*Your instructions*
Pull every "JSON" line out of the data below.

Top of Supplied material

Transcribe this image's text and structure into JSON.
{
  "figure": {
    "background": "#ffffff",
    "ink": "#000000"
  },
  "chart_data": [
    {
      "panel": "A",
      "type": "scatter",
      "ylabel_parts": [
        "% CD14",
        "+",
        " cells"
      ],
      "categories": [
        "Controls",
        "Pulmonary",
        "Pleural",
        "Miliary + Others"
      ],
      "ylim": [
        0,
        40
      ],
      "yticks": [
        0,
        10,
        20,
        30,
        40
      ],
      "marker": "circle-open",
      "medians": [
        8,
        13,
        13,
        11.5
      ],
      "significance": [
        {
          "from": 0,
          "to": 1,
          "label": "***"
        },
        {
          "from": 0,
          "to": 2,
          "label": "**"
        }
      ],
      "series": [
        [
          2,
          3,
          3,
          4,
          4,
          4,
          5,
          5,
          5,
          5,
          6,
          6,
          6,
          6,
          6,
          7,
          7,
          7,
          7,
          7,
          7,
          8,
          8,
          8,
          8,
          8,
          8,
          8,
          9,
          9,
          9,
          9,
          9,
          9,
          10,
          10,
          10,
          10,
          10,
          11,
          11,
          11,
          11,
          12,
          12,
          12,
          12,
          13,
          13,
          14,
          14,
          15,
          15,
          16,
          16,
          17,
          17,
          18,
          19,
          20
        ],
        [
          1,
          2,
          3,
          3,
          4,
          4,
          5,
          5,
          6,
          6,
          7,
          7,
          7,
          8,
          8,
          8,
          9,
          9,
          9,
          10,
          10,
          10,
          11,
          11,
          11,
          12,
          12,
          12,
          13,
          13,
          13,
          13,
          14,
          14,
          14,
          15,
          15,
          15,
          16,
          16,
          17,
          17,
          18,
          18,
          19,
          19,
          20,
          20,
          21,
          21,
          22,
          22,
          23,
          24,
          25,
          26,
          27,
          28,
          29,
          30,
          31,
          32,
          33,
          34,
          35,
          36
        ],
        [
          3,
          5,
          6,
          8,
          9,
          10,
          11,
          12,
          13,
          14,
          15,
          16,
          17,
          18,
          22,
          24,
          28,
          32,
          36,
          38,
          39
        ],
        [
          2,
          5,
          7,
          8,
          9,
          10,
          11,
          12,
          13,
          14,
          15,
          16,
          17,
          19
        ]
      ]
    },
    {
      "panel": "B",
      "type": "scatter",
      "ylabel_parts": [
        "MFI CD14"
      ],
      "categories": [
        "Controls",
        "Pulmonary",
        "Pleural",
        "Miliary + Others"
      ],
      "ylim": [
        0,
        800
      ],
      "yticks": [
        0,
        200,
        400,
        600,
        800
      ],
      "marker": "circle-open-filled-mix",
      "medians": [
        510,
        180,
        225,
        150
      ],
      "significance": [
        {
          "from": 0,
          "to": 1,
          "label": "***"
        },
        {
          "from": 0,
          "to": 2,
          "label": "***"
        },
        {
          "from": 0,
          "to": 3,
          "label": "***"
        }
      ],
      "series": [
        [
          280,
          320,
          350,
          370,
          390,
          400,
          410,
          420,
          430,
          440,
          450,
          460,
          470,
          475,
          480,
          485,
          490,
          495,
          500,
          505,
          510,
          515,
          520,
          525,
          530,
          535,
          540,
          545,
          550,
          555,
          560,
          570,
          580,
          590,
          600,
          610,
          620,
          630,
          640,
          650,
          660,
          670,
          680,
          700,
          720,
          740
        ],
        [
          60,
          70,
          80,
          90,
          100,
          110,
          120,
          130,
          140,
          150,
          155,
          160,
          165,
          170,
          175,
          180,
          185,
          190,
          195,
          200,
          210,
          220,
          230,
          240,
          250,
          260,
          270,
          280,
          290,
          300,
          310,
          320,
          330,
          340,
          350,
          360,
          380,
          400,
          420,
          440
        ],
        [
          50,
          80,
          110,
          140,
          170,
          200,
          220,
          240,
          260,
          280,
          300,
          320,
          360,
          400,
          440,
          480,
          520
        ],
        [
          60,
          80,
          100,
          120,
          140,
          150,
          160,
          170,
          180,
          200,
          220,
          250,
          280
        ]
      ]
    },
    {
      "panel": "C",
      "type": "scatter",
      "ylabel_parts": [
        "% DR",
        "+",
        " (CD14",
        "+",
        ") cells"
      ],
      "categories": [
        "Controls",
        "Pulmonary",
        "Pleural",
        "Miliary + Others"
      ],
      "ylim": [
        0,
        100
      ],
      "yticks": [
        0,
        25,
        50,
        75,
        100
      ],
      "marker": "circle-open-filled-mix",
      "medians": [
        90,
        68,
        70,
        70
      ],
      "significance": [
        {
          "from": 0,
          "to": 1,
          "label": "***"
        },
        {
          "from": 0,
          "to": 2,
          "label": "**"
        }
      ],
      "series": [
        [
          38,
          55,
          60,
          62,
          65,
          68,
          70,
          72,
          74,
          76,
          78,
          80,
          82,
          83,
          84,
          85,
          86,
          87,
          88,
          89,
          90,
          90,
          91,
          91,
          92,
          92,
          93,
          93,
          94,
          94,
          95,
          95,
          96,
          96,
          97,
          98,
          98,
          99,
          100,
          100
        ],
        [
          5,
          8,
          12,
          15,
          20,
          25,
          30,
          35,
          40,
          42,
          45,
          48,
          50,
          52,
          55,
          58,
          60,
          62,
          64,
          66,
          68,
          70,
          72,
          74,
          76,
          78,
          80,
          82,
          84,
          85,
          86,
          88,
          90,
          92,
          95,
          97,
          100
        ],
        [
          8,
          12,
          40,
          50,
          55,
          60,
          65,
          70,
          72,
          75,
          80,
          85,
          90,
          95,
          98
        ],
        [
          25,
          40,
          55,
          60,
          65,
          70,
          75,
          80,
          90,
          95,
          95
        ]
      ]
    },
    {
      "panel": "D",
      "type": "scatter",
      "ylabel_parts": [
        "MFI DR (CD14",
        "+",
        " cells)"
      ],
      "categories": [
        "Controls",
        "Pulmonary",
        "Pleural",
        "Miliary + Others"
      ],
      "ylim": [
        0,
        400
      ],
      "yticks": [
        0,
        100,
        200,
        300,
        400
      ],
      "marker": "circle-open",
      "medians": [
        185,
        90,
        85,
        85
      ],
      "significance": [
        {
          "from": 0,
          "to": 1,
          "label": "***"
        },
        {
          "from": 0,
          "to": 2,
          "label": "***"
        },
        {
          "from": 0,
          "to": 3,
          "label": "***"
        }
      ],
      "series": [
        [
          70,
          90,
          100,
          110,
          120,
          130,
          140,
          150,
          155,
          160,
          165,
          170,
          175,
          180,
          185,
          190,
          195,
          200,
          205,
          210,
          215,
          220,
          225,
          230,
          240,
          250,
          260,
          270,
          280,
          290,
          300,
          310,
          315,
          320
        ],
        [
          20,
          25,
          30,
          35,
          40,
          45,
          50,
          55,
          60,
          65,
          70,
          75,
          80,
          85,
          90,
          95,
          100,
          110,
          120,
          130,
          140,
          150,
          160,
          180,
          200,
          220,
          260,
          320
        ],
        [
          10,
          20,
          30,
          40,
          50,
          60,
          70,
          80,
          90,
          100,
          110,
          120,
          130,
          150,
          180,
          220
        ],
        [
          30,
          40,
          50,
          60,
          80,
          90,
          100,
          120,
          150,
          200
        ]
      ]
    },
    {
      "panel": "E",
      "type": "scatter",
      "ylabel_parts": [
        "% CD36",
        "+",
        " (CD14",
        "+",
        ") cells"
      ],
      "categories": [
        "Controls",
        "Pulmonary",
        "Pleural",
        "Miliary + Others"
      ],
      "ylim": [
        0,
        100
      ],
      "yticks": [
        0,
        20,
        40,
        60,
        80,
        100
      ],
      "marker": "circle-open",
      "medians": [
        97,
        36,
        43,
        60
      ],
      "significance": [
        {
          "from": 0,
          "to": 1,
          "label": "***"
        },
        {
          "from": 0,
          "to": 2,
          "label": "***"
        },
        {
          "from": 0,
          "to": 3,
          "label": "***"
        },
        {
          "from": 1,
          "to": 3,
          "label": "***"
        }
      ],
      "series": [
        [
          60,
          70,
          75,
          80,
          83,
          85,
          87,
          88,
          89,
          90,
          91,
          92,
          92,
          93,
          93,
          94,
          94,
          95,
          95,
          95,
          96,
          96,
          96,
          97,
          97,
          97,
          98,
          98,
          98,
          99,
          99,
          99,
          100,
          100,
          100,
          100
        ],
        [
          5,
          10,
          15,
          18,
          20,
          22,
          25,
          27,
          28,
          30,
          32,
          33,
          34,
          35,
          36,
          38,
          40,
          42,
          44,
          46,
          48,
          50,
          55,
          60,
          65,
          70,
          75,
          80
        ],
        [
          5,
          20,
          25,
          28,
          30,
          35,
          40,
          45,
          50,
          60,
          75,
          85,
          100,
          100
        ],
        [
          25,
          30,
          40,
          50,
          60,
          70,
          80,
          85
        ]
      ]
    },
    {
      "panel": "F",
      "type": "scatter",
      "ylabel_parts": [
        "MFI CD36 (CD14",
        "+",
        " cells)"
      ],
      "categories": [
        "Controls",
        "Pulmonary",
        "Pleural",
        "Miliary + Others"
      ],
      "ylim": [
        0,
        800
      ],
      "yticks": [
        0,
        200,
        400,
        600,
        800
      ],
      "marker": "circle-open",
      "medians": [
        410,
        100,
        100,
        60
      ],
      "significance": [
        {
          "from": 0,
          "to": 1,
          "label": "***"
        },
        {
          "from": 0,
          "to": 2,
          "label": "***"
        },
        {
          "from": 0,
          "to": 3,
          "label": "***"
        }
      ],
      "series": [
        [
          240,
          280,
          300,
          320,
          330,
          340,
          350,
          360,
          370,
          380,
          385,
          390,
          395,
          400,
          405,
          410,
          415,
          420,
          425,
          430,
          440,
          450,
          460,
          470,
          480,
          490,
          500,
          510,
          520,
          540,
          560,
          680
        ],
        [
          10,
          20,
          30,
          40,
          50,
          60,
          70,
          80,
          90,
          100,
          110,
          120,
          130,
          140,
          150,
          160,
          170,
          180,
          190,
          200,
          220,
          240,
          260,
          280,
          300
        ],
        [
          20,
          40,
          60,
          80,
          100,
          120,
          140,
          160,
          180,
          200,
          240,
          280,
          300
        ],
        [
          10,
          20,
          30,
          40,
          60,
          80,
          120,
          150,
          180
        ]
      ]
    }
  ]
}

Bottom of Supplied material
Top of Supplied material

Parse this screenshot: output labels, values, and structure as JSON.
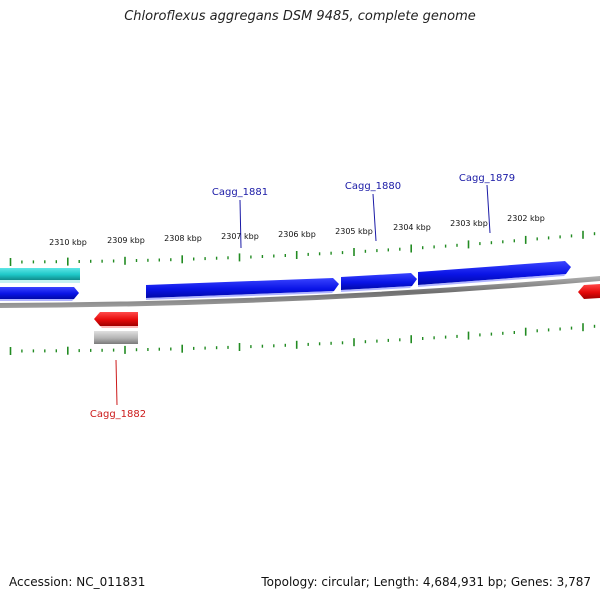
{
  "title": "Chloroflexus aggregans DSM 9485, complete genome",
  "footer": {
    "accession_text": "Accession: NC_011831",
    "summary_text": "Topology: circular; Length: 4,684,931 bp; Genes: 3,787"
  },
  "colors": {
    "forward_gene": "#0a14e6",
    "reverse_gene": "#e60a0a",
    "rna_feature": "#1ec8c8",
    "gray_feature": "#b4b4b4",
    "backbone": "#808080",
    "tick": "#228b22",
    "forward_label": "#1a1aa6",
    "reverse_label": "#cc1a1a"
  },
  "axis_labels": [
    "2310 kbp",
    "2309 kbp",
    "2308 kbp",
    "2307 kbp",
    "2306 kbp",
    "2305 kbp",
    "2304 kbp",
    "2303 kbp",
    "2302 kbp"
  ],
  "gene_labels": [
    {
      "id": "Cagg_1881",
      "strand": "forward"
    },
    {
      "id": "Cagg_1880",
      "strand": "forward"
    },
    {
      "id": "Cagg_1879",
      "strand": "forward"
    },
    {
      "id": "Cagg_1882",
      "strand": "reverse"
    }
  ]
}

Bottom of Supplied material

*Written solution*
Transcribe this image's text and structure into JSON.
Parse this screenshot: output labels, values, and structure as JSON.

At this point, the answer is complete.